-- start DATA LISTING --

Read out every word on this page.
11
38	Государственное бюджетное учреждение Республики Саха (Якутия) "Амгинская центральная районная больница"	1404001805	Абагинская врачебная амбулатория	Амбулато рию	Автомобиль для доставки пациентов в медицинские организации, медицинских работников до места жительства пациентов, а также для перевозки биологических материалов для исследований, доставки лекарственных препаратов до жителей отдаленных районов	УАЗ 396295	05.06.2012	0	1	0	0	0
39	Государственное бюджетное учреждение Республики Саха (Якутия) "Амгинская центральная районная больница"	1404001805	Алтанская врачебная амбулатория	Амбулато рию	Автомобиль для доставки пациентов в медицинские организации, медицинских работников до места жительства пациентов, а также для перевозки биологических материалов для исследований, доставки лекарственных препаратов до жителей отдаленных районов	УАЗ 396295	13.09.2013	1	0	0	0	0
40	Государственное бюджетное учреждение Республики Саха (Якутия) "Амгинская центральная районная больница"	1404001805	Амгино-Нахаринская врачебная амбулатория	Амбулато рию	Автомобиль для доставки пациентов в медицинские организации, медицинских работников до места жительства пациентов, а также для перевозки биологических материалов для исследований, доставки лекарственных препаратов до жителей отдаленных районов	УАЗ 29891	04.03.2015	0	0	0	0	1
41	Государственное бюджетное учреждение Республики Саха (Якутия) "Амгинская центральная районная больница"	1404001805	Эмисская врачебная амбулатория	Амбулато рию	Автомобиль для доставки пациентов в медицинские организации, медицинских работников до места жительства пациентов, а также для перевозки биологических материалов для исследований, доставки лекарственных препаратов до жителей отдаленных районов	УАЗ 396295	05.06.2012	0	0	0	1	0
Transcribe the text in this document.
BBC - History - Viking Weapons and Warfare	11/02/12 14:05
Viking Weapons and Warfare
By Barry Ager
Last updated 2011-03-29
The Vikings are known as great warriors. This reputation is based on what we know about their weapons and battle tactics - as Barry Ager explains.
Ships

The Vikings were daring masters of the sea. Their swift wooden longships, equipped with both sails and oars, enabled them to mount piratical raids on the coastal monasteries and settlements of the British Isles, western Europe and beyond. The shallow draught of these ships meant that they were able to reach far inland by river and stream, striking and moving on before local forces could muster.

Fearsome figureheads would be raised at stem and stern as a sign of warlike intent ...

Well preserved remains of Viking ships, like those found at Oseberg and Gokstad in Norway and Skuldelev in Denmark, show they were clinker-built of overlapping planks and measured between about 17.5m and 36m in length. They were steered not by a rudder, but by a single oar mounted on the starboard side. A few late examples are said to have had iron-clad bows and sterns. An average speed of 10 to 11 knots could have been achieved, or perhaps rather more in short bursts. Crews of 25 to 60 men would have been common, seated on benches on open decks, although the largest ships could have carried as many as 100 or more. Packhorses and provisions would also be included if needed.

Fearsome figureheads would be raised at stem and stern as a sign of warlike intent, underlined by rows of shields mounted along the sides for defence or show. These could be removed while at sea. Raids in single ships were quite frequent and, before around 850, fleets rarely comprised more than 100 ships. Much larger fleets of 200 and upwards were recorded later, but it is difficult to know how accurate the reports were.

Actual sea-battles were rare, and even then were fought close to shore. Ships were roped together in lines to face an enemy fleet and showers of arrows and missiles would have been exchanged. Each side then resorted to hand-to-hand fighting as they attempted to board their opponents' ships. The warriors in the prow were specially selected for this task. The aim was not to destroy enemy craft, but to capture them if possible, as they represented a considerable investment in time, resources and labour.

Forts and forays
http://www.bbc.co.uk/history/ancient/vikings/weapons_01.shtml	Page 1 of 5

-- end DATA LISTING --

WHAT YOU NEED TO DO: Write out the entries above once more, without altering anything.

RESULT OF THE TASK:
Read out every word on this page.
11
38	Государственное бюджетное учреждение Республики Саха (Якутия) "Амгинская центральная районная больница"	1404001805	Абагинская врачебная амбулатория	Амбулато рию	Автомобиль для доставки пациентов в медицинские организации, медицинских работников до места жительства пациентов, а также для перевозки биологических материалов для исследований, доставки лекарственных препаратов до жителей отдаленных районов	УАЗ 396295	05.06.2012	0	1	0	0	0
39	Государственное бюджетное учреждение Республики Саха (Якутия) "Амгинская центральная районная больница"	1404001805	Алтанская врачебная амбулатория	Амбулато рию	Автомобиль для доставки пациентов в медицинские организации, медицинских работников до места жительства пациентов, а также для перевозки биологических материалов для исследований, доставки лекарственных препаратов до жителей отдаленных районов	УАЗ 396295	13.09.2013	1	0	0	0	0
40	Государственное бюджетное учреждение Республики Саха (Якутия) "Амгинская центральная районная больница"	1404001805	Амгино-Нахаринская врачебная амбулатория	Амбулато рию	Автомобиль для доставки пациентов в медицинские организации, медицинских работников до места жительства пациентов, а также для перевозки биологических материалов для исследований, доставки лекарственных препаратов до жителей отдаленных районов	УАЗ 29891	04.03.2015	0	0	0	0	1
41	Государственное бюджетное учреждение Республики Саха (Якутия) "Амгинская центральная районная больница"	1404001805	Эмисская врачебная амбулатория	Амбулато рию	Автомобиль для доставки пациентов в медицинские организации, медицинских работников до места жительства пациентов, а также для перевозки биологических материалов для исследований, доставки лекарственных препаратов до жителей отдаленных районов	УАЗ 396295	05.06.2012	0	0	0	1	0
Transcribe the text in this document.
BBC - History - Viking Weapons and Warfare	11/02/12 14:05
Viking Weapons and Warfare
By Barry Ager
Last updated 2011-03-29
The Vikings are known as great warriors. This reputation is based on what we know about their weapons and battle tactics - as Barry Ager explains.
Ships

The Vikings were daring masters of the sea. Their swift wooden longships, equipped with both sails and oars, enabled them to mount piratical raids on the coastal monasteries and settlements of the British Isles, western Europe and beyond. The shallow draught of these ships meant that they were able to reach far inland by river and stream, striking and moving on before local forces could muster.

Fearsome figureheads would be raised at stem and stern as a sign of warlike intent ...

Well preserved remains of Viking ships, like those found at Oseberg and Gokstad in Norway and Skuldelev in Denmark, show they were clinker-built of overlapping planks and measured between about 17.5m and 36m in length. They were steered not by a rudder, but by a single oar mounted on the starboard side. A few late examples are said to have had iron-clad bows and sterns. An average speed of 10 to 11 knots could have been achieved, or perhaps rather more in short bursts. Crews of 25 to 60 men would have been common, seated on benches on open decks, although the largest ships could have carried as many as 100 or more. Packhorses and provisions would also be included if needed.

Fearsome figureheads would be raised at stem and stern as a sign of warlike intent, underlined by rows of shields mounted along the sides for defence or show. These could be removed while at sea. Raids in single ships were quite frequent and, before around 850, fleets rarely comprised more than 100 ships. Much larger fleets of 200 and upwards were recorded later, but it is difficult to know how accurate the reports were.

Actual sea-battles were rare, and even then were fought close to shore. Ships were roped together in lines to face an enemy fleet and showers of arrows and missiles would have been exchanged. Each side then resorted to hand-to-hand fighting as they attempted to board their opponents' ships. The warriors in the prow were specially selected for this task. The aim was not to destroy enemy craft, but to capture them if possible, as they represented a considerable investment in time, resources and labour.

Forts and forays
http://www.bbc.co.uk/history/ancient/vikings/weapons_01.shtml	Page 1 of 5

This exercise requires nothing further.